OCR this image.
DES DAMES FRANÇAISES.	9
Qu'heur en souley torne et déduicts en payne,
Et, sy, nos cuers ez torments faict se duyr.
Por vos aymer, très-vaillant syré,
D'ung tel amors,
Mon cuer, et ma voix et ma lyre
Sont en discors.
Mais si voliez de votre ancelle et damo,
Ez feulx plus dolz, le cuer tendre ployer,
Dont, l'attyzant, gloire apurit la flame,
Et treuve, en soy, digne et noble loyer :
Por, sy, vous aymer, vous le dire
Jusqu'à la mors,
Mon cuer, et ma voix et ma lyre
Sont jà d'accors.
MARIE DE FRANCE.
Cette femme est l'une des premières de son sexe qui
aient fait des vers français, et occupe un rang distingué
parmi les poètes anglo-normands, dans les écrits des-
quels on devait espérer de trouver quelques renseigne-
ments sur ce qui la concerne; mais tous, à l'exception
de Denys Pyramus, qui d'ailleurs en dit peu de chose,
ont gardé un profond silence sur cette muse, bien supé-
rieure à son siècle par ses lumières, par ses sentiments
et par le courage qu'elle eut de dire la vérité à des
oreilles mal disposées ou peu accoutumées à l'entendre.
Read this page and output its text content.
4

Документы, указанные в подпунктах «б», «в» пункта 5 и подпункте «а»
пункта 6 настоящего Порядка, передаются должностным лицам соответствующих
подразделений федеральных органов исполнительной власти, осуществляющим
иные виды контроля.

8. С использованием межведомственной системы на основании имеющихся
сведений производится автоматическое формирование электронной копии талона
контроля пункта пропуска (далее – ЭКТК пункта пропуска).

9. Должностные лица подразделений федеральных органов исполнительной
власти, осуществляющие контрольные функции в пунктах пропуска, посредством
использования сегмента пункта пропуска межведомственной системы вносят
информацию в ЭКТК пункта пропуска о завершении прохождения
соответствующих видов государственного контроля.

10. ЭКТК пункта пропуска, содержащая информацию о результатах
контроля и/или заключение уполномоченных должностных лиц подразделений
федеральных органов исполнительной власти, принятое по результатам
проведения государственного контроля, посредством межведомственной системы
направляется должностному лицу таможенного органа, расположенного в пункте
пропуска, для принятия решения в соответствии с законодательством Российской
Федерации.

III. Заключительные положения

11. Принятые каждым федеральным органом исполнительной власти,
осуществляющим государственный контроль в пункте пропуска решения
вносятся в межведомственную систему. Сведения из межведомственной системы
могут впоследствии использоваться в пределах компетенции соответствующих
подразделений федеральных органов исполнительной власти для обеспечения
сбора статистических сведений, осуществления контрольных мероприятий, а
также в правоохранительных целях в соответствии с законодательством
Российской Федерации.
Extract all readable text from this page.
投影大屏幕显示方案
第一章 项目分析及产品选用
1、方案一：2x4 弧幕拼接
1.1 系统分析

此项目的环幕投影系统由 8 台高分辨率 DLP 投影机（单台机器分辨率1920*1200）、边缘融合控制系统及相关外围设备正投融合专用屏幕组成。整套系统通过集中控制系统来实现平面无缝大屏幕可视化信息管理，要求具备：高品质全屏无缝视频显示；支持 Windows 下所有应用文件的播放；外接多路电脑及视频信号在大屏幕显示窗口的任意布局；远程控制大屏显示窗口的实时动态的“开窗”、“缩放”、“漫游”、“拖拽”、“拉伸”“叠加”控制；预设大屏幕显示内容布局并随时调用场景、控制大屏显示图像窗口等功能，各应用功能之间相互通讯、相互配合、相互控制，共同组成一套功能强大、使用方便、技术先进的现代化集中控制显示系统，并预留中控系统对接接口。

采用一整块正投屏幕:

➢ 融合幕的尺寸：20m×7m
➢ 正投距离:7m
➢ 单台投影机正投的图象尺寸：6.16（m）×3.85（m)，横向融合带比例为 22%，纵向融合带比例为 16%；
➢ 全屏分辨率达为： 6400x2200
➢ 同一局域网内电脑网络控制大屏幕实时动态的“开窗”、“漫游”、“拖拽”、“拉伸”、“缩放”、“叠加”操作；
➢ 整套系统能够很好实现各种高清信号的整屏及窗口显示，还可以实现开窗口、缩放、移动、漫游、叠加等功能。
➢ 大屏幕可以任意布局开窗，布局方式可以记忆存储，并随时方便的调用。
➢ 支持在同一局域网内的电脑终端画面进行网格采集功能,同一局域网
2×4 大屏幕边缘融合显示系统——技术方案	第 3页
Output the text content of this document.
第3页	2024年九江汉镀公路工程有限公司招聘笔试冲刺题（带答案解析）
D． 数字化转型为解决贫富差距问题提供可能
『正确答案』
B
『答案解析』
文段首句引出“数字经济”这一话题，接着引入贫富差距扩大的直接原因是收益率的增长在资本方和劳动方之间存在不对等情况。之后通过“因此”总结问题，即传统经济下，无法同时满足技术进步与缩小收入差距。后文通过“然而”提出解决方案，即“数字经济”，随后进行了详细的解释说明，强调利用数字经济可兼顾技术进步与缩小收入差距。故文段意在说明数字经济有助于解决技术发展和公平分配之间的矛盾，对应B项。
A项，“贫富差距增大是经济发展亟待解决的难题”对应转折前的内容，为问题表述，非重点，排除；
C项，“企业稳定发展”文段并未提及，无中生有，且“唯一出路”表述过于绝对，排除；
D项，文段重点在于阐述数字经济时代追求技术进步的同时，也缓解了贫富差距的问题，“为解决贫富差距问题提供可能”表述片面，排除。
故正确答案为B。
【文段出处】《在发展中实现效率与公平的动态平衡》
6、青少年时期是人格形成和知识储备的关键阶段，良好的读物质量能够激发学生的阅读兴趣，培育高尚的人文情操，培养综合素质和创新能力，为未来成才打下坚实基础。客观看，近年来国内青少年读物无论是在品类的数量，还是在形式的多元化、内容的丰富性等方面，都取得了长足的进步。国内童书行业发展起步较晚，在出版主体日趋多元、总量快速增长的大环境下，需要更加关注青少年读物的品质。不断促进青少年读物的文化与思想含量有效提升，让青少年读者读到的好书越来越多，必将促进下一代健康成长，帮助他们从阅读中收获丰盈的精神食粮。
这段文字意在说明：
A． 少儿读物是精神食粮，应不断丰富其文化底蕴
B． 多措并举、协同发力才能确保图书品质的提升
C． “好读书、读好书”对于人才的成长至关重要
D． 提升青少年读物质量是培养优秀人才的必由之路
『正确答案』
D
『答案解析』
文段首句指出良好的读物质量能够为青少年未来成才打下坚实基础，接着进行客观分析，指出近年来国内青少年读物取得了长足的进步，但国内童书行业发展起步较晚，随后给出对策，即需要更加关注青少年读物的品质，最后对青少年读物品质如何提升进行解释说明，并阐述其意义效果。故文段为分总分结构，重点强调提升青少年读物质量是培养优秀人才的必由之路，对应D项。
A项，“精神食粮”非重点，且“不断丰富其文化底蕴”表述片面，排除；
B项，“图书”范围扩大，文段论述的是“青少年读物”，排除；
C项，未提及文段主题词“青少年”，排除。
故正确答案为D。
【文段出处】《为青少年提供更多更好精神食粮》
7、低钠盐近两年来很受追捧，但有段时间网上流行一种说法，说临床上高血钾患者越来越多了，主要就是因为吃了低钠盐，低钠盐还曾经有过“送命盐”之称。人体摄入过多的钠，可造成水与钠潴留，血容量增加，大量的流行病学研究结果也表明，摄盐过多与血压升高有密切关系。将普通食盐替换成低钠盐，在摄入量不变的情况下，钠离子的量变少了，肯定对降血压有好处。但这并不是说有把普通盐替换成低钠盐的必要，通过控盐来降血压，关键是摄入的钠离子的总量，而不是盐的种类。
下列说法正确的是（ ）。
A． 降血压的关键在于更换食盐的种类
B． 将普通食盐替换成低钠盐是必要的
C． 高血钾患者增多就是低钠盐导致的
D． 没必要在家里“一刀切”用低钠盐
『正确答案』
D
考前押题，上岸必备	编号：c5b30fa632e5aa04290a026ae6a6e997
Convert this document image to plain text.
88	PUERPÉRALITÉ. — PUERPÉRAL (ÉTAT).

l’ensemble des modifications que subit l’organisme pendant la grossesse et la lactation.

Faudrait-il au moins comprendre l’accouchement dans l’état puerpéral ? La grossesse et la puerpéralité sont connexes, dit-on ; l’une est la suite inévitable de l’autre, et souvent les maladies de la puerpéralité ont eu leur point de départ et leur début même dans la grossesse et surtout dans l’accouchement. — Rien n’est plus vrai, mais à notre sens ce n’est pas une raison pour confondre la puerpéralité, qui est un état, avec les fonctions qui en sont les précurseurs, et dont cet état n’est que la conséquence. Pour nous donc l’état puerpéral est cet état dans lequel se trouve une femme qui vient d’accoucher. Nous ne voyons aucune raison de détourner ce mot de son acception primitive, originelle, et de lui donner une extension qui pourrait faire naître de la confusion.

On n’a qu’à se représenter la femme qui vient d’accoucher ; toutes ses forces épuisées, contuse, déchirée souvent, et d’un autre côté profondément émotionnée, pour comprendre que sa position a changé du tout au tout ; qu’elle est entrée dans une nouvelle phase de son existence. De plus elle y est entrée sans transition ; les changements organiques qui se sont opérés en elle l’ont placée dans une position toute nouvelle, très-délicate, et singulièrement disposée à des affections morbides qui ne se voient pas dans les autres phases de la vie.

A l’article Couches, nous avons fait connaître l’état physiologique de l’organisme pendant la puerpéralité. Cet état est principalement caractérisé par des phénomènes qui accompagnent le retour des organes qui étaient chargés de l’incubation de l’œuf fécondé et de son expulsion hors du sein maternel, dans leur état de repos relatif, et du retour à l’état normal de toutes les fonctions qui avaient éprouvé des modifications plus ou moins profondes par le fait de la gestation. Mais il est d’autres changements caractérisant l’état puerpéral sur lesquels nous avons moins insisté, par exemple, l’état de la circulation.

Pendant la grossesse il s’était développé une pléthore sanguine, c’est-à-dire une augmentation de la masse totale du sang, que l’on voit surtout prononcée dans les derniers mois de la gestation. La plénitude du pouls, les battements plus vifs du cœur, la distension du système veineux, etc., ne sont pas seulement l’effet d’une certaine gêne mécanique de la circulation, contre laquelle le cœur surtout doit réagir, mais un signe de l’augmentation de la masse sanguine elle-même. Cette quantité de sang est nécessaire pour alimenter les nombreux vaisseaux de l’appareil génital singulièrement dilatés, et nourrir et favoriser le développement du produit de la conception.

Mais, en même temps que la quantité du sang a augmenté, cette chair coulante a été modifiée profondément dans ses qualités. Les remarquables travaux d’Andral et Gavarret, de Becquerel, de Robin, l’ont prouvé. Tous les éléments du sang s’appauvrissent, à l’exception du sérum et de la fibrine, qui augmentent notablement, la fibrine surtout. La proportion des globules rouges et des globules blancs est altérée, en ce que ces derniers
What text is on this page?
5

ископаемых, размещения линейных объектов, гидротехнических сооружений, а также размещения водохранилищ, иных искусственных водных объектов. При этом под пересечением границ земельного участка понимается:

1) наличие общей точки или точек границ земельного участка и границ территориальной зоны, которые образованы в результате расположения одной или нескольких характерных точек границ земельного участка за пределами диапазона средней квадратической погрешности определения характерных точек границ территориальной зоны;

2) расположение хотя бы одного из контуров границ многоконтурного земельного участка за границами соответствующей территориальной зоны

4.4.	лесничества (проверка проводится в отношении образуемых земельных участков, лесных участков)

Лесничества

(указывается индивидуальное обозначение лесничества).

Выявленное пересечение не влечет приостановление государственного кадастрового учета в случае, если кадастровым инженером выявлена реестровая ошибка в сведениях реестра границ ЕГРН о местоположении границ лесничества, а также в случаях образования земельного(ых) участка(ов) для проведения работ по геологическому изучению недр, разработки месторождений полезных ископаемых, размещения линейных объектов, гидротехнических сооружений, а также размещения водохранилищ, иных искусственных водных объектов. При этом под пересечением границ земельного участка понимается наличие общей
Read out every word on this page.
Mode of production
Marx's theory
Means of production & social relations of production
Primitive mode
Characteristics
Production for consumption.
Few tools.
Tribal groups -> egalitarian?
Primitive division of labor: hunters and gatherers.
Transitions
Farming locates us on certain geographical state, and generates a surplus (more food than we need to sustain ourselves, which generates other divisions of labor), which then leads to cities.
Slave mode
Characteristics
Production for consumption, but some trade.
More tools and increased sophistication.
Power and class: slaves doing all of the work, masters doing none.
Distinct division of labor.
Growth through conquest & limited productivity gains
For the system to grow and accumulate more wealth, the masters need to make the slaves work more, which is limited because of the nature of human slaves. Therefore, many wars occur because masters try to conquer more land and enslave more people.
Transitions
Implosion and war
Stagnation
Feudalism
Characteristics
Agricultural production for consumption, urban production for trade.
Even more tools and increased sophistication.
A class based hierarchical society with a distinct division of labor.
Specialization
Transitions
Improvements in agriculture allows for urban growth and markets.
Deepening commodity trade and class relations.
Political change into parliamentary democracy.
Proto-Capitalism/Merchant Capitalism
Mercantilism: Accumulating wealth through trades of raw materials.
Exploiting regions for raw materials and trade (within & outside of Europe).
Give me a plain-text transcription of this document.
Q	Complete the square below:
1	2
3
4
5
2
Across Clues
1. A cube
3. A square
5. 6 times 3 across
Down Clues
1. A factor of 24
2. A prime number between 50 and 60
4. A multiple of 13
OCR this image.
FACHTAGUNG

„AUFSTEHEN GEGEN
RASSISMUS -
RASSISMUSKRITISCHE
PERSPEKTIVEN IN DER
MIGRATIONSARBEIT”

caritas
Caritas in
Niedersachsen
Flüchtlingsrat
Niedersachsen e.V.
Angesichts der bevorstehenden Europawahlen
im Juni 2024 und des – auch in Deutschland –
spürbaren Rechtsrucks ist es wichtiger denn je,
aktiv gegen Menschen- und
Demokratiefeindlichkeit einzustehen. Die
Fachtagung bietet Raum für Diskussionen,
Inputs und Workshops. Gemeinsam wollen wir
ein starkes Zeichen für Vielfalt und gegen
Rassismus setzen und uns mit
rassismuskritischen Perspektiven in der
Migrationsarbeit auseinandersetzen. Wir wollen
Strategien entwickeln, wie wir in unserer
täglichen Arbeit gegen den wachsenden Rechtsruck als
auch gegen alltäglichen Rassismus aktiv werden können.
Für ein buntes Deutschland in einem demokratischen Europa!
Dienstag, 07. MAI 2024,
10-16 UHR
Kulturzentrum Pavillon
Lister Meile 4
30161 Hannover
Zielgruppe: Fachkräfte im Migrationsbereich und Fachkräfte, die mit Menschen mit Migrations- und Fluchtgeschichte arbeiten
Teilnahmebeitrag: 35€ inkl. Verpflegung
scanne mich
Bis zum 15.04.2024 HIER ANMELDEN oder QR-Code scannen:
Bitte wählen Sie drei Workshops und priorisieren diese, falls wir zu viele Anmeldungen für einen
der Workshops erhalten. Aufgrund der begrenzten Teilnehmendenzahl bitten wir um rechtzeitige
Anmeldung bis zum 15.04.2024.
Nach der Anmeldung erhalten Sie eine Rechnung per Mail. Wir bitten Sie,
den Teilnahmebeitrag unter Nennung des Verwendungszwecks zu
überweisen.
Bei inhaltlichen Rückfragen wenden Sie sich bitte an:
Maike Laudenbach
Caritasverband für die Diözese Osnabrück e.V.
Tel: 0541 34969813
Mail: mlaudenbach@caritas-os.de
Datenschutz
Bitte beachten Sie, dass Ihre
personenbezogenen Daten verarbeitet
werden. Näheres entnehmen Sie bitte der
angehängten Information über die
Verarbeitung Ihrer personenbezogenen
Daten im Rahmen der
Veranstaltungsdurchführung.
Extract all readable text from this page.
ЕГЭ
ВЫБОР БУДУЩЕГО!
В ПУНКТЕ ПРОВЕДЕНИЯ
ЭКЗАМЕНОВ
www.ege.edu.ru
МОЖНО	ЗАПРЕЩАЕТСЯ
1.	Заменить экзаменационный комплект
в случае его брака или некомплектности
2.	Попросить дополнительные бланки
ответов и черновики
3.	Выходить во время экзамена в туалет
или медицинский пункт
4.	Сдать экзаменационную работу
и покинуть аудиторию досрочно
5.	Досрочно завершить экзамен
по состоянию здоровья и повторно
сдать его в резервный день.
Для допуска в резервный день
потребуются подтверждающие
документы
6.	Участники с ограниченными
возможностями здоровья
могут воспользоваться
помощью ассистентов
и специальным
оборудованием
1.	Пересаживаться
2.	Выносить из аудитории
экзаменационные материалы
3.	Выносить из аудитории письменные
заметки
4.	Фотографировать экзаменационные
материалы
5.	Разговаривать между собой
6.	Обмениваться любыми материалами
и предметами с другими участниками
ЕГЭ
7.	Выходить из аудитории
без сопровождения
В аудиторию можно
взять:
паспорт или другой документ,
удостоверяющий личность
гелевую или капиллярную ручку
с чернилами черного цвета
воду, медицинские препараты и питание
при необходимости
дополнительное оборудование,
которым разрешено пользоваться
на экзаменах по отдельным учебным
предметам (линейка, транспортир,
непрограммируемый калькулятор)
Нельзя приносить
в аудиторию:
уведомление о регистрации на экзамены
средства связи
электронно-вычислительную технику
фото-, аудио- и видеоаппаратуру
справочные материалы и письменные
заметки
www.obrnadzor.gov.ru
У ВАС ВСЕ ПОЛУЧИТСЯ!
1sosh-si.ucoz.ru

__GIVEN EXERCISE__
Which lines hold the word "искусственных"? Show each one.

__CORRECT ANSWER__
ископаемых, размещения линейных объектов, гидротехнических сооружений, а также размещения водохранилищ, иных искусственных водных объектов. При этом под пересечением границ земельного участка понимается:
Выявленное пересечение не влечет приостановление государственного кадастрового учета в случае, если кадастровым инженером выявлена реестровая ошибка в сведениях реестра границ ЕГРН о местоположении границ лесничества, а также в случаях образования земельного(ых) участка(ов) для проведения работ по геологическому изучению недр, разработки месторождений полезных ископаемых, размещения линейных объектов, гидротехнических сооружений, а также размещения водохранилищ, иных искусственных водных объектов. При этом под пересечением границ земельного участка понимается наличие общей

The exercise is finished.